Extract the lines from the one containing "svg-text:3 Jan 2020: 3" through the one containing "svg-text:15 Nov 2019: 15", both included, and reproduce them verbatim.

Region boundary data:
····················
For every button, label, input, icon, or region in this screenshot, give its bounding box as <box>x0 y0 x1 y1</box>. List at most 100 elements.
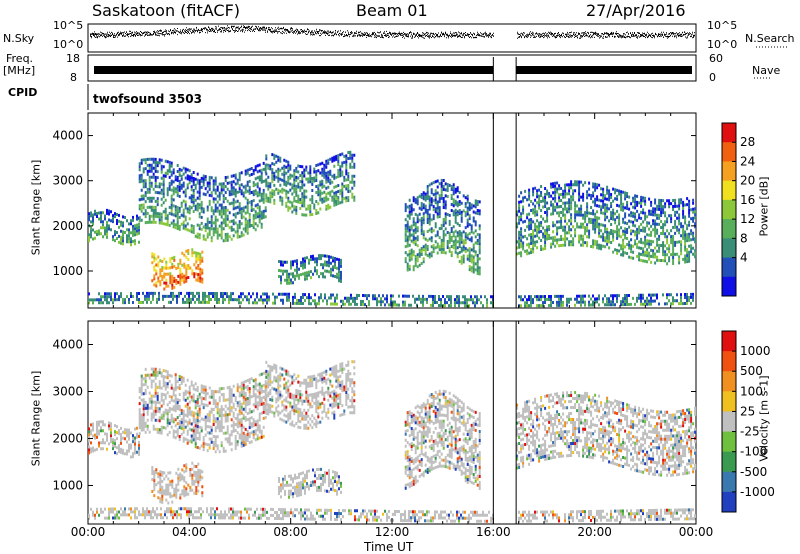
velocity-echo-band-4 <box>314 471 328 484</box>
velocity-colorbar-segment <box>722 351 736 372</box>
power-echo-band-7 <box>96 291 694 308</box>
velocity-colorbar-tick-label: 1000 <box>740 344 771 358</box>
velocity-echo-band-4 <box>280 483 282 487</box>
power-ytick-label: 4000 <box>52 129 83 143</box>
freq-band-right <box>516 66 692 74</box>
xtick-label: 08:00 <box>273 525 308 539</box>
velocity-colorbar-frame <box>721 330 737 513</box>
power-colorbar-frame <box>721 122 737 297</box>
power-echo-band-2 <box>265 152 356 214</box>
date-title: 27/Apr/2016 <box>586 1 686 20</box>
power-colorbar-tick-label: 28 <box>740 135 755 149</box>
velocity-colorbar-tick-label: -25 <box>740 425 760 439</box>
freq-tick-low: 8 <box>70 71 77 84</box>
cpid-value: twofsound 3503 <box>93 92 202 106</box>
velocity-echo-band-6 <box>516 391 697 477</box>
xtick-label: 16:00 <box>476 525 511 539</box>
power-colorbar-tick-label: 12 <box>740 212 755 226</box>
beam-title: Beam 01 <box>356 1 428 20</box>
velocity-colorbar-tick-label: 500 <box>740 364 763 378</box>
power-echo-band-4 <box>278 258 340 285</box>
velocity-echo-band-7 <box>96 507 672 523</box>
power-echo-band-0 <box>88 209 140 244</box>
power-echo-band-0 <box>90 211 140 245</box>
velocity-colorbar-tick-label: 100 <box>740 384 763 398</box>
power-echo-band-6 <box>516 180 697 259</box>
power-echo-band-7 <box>88 291 694 308</box>
velocity-echo-band-6 <box>528 402 697 474</box>
power-colorbar-segment <box>722 180 736 201</box>
power-colorbar-tick-label: 24 <box>740 154 755 168</box>
power-echo-band-1 <box>140 157 265 201</box>
velocity-colorbar-segment <box>722 411 736 433</box>
power-echo-band-3 <box>151 258 204 291</box>
velocity-colorbar-segment <box>722 451 736 473</box>
power-echo-band-7 <box>92 294 692 308</box>
velocity-echo-band-6 <box>516 399 697 473</box>
power-echo-band-5 <box>404 178 481 274</box>
velocity-colorbar-tick-label: -1000 <box>740 485 775 499</box>
power-colorbar-tick-label: 8 <box>740 231 748 245</box>
power-colorbar-segment <box>722 219 736 239</box>
velocity-echo-band-0 <box>88 424 112 452</box>
velocity-colorbar-segment <box>722 471 736 493</box>
nsky-label: N.Sky <box>3 32 35 45</box>
power-colorbar-segment <box>722 257 736 278</box>
freq-tick-high: 18 <box>66 52 80 65</box>
power-echo-band-6 <box>516 216 689 264</box>
power-echo-band-7 <box>88 298 688 308</box>
power-echo-band-2 <box>265 163 356 217</box>
freq-band-left <box>94 66 494 74</box>
nsearch-tick-low: 10^0 <box>707 38 738 51</box>
power-ytick-label: 3000 <box>52 174 83 188</box>
xtick-label: 04:00 <box>172 525 207 539</box>
velocity-echo-band-0 <box>132 440 140 454</box>
velocity-ytick-label: 3000 <box>52 384 83 398</box>
power-echo-band-5 <box>408 229 477 273</box>
cpid-label: CPID <box>8 86 38 99</box>
power-echo-band-4 <box>280 255 342 285</box>
velocity-echo-band-0 <box>114 434 134 455</box>
power-echo-band-5 <box>404 182 481 261</box>
freq-panel-frame <box>87 54 697 82</box>
nsky-tick-high: 10^5 <box>53 19 84 32</box>
power-echo-band-1 <box>138 157 267 243</box>
power-colorbar-segment <box>722 238 736 259</box>
power-colorbar-tick-label: 4 <box>740 251 748 265</box>
power-colorbar-tick-label: 20 <box>740 174 755 188</box>
power-colorbar-segment <box>722 199 736 220</box>
power-colorbar-tick-label: 16 <box>740 193 755 207</box>
nave-label: Nave <box>752 64 781 77</box>
velocity-echo-band-6 <box>520 394 697 462</box>
power-colorbar-segment <box>722 276 736 297</box>
xtick-label: 12:00 <box>375 525 410 539</box>
x-axis-label: Time UT <box>364 540 414 554</box>
power-echo-band-6 <box>516 180 697 265</box>
velocity-colorbar-segment <box>722 491 736 513</box>
xtick-label: 20:00 <box>577 525 612 539</box>
power-echo-band-4 <box>280 254 340 267</box>
power-colorbar-segment <box>722 161 736 182</box>
power-echo-band-0 <box>88 209 140 244</box>
velocity-echo-band-0 <box>88 420 140 459</box>
velocity-ytick-label: 2000 <box>52 431 83 445</box>
nsky-tick-low: 10^0 <box>53 38 84 51</box>
xtick-label: 00:00 <box>71 525 106 539</box>
velocity-colorbar-tick-label: -500 <box>740 465 767 479</box>
velocity-echo-band-4 <box>282 467 322 490</box>
velocity-echo-band-5 <box>404 389 481 490</box>
power-ytick-label: 2000 <box>52 219 83 233</box>
velocity-echo-band-1 <box>140 370 263 446</box>
power-colorbar-segment <box>722 142 736 162</box>
power-echo-band-5 <box>408 179 481 232</box>
velocity-colorbar-segment <box>722 431 736 453</box>
nsearch-label: N.Search <box>745 32 795 45</box>
freq-unit-label: [MHz] <box>3 64 36 77</box>
nave-tick-high: 60 <box>709 52 723 65</box>
velocity-colorbar-tick-label: -100 <box>740 445 767 459</box>
velocity-ytick-label: 1000 <box>52 478 83 492</box>
velocity-echo-band-2 <box>285 369 356 419</box>
velocity-ytick-label: 4000 <box>52 337 83 351</box>
power-echo-band-6 <box>516 186 697 266</box>
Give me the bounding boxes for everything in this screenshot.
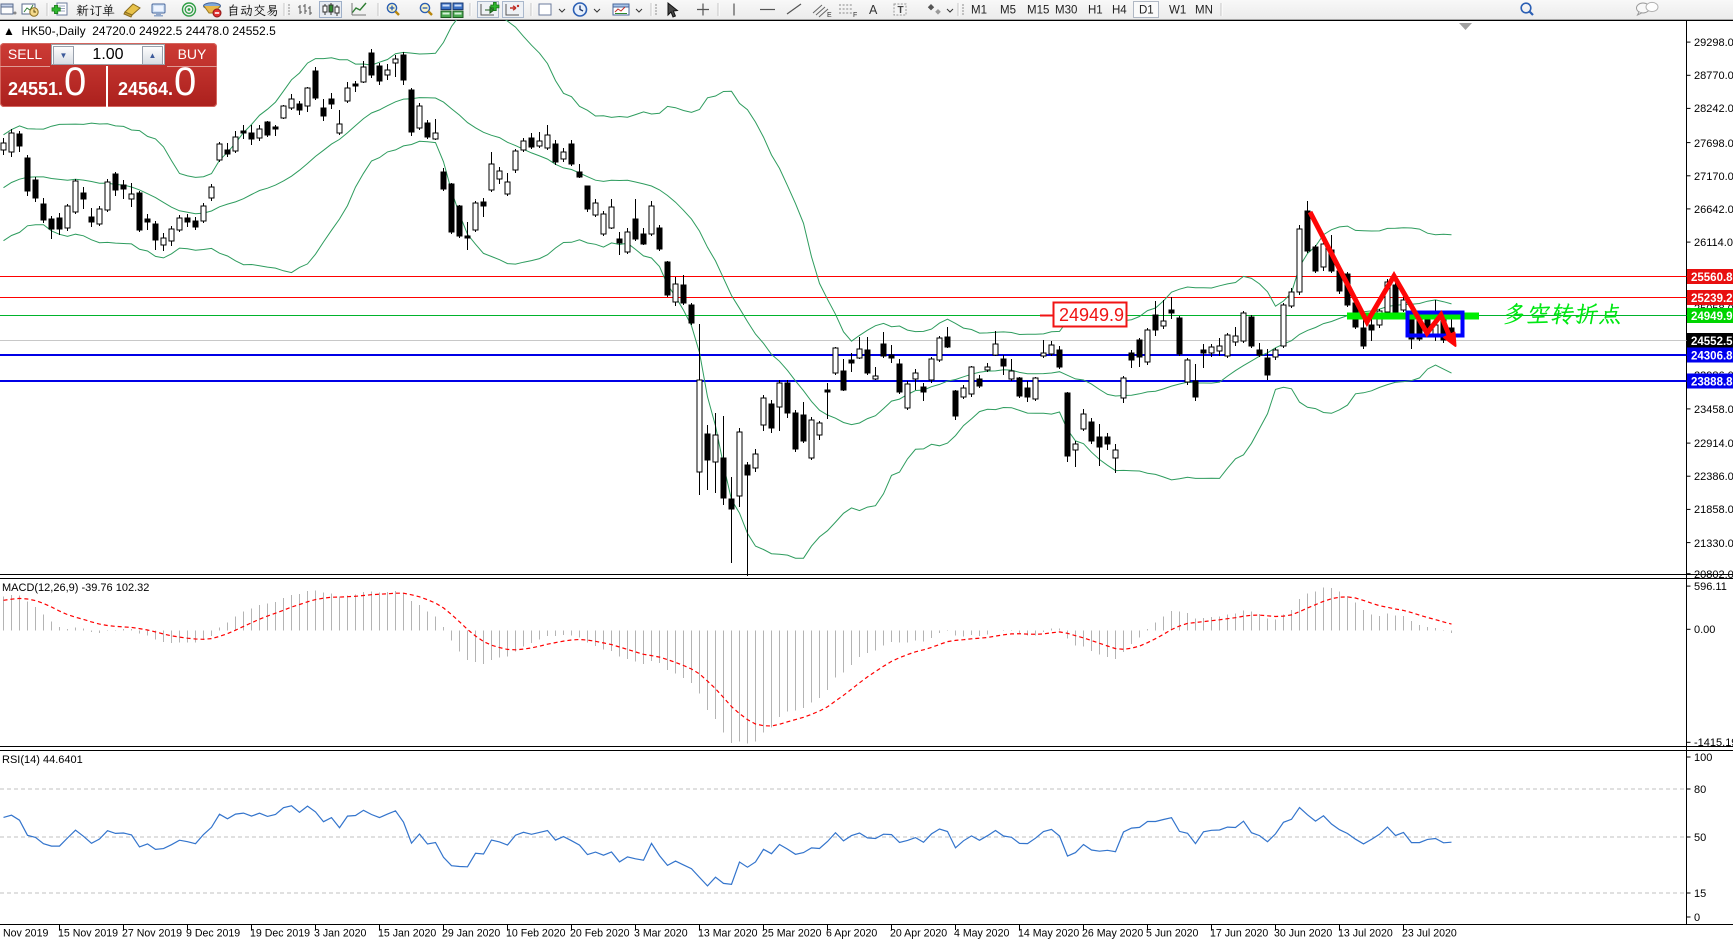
svg-text:3 Jan 2020: 3 Jan 2020 <box>314 928 367 940</box>
svg-text:23888.8: 23888.8 <box>1691 377 1733 389</box>
svg-text:21330.0: 21330.0 <box>1694 538 1733 550</box>
svg-text:14 May 2020: 14 May 2020 <box>1018 928 1079 940</box>
svg-text:M5: M5 <box>1000 5 1016 17</box>
svg-text:22914.0: 22914.0 <box>1694 438 1733 450</box>
svg-text:22386.0: 22386.0 <box>1694 471 1733 483</box>
svg-text:23458.0: 23458.0 <box>1694 404 1733 416</box>
svg-text:28770.0: 28770.0 <box>1694 70 1733 82</box>
svg-text:29298.0: 29298.0 <box>1694 37 1733 49</box>
svg-text:15 Nov 2019: 15 Nov 2019 <box>58 928 118 940</box>
svg-text:9 Dec 2019: 9 Dec 2019 <box>186 928 240 940</box>
svg-text:27 Nov 2019: 27 Nov 2019 <box>122 928 182 940</box>
svg-text:M1: M1 <box>971 5 987 17</box>
svg-text:10 Feb 2020: 10 Feb 2020 <box>506 928 566 940</box>
svg-text:596.11: 596.11 <box>1694 581 1727 593</box>
svg-text:23 Jul 2020: 23 Jul 2020 <box>1402 928 1457 940</box>
svg-text:24949.9: 24949.9 <box>1059 305 1124 325</box>
svg-text:4 May 2020: 4 May 2020 <box>954 928 1009 940</box>
svg-text:13 Jul 2020: 13 Jul 2020 <box>1338 928 1393 940</box>
svg-text:21858.0: 21858.0 <box>1694 504 1733 516</box>
svg-text:15: 15 <box>1694 888 1706 900</box>
svg-text:29 Jan 2020: 29 Jan 2020 <box>442 928 500 940</box>
svg-text:6 Apr 2020: 6 Apr 2020 <box>826 928 877 940</box>
svg-text:5 Jun 2020: 5 Jun 2020 <box>1146 928 1199 940</box>
svg-text:RSI(14) 44.6401: RSI(14) 44.6401 <box>2 754 83 766</box>
svg-text:25239.2: 25239.2 <box>1691 293 1733 305</box>
svg-text:100: 100 <box>1694 752 1712 764</box>
svg-text:F: F <box>853 12 857 19</box>
svg-text:26642.0: 26642.0 <box>1694 204 1733 216</box>
svg-text:27170.0: 27170.0 <box>1694 171 1733 183</box>
svg-text:17 Jun 2020: 17 Jun 2020 <box>1210 928 1268 940</box>
svg-text:W1: W1 <box>1169 5 1186 17</box>
svg-text:20 Feb 2020: 20 Feb 2020 <box>570 928 630 940</box>
svg-text:26 May 2020: 26 May 2020 <box>1082 928 1143 940</box>
svg-text:H1: H1 <box>1088 5 1103 17</box>
svg-text:-1415.19: -1415.19 <box>1694 737 1733 749</box>
svg-text:15 Jan 2020: 15 Jan 2020 <box>378 928 436 940</box>
svg-text:E: E <box>827 12 832 19</box>
svg-text:80: 80 <box>1694 784 1706 796</box>
svg-text:24949.9: 24949.9 <box>1691 311 1733 323</box>
svg-text:13 Mar 2020: 13 Mar 2020 <box>698 928 758 940</box>
svg-text:3 Mar 2020: 3 Mar 2020 <box>634 928 688 940</box>
svg-text:A: A <box>869 3 878 17</box>
svg-text:30 Jun 2020: 30 Jun 2020 <box>1274 928 1332 940</box>
svg-text:28242.0: 28242.0 <box>1694 103 1733 115</box>
svg-text:50: 50 <box>1694 832 1706 844</box>
svg-text:20 Apr 2020: 20 Apr 2020 <box>890 928 947 940</box>
svg-text:H4: H4 <box>1112 5 1127 17</box>
svg-text:19 Dec 2019: 19 Dec 2019 <box>250 928 310 940</box>
svg-text:20802.0: 20802.0 <box>1694 569 1733 581</box>
svg-text:24552.5: 24552.5 <box>1691 336 1733 348</box>
svg-text:0: 0 <box>1694 912 1700 924</box>
svg-text:T: T <box>898 5 904 16</box>
svg-text:M30: M30 <box>1055 5 1077 17</box>
svg-text:M15: M15 <box>1027 5 1049 17</box>
svg-text:Nov 2019: Nov 2019 <box>3 928 48 940</box>
svg-text:25 Mar 2020: 25 Mar 2020 <box>762 928 822 940</box>
svg-text:25560.8: 25560.8 <box>1691 272 1733 284</box>
svg-text:MACD(12,26,9) -39.76 102.32: MACD(12,26,9) -39.76 102.32 <box>2 582 149 594</box>
svg-text:27698.0: 27698.0 <box>1694 138 1733 150</box>
svg-text:D1: D1 <box>1139 5 1154 17</box>
svg-text:MN: MN <box>1195 5 1213 17</box>
svg-text:0.00: 0.00 <box>1694 624 1715 636</box>
svg-text:24306.8: 24306.8 <box>1691 351 1733 363</box>
svg-text:26114.0: 26114.0 <box>1694 237 1733 249</box>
····················
Solved problem:
svg-text:3 Jan 2020: 3 Jan 2020 <box>314 928 367 940</box>
svg-text:23888.8: 23888.8 <box>1691 377 1733 389</box>
svg-text:21330.0: 21330.0 <box>1694 538 1733 550</box>
svg-text:14 May 2020: 14 May 2020 <box>1018 928 1079 940</box>
svg-text:M5: M5 <box>1000 5 1016 17</box>
svg-text:22914.0: 22914.0 <box>1694 438 1733 450</box>
svg-text:22386.0: 22386.0 <box>1694 471 1733 483</box>
svg-text:23458.0: 23458.0 <box>1694 404 1733 416</box>
svg-text:28770.0: 28770.0 <box>1694 70 1733 82</box>
svg-text:29298.0: 29298.0 <box>1694 37 1733 49</box>
svg-text:15 Nov 2019: 15 Nov 2019 <box>58 928 118 940</box>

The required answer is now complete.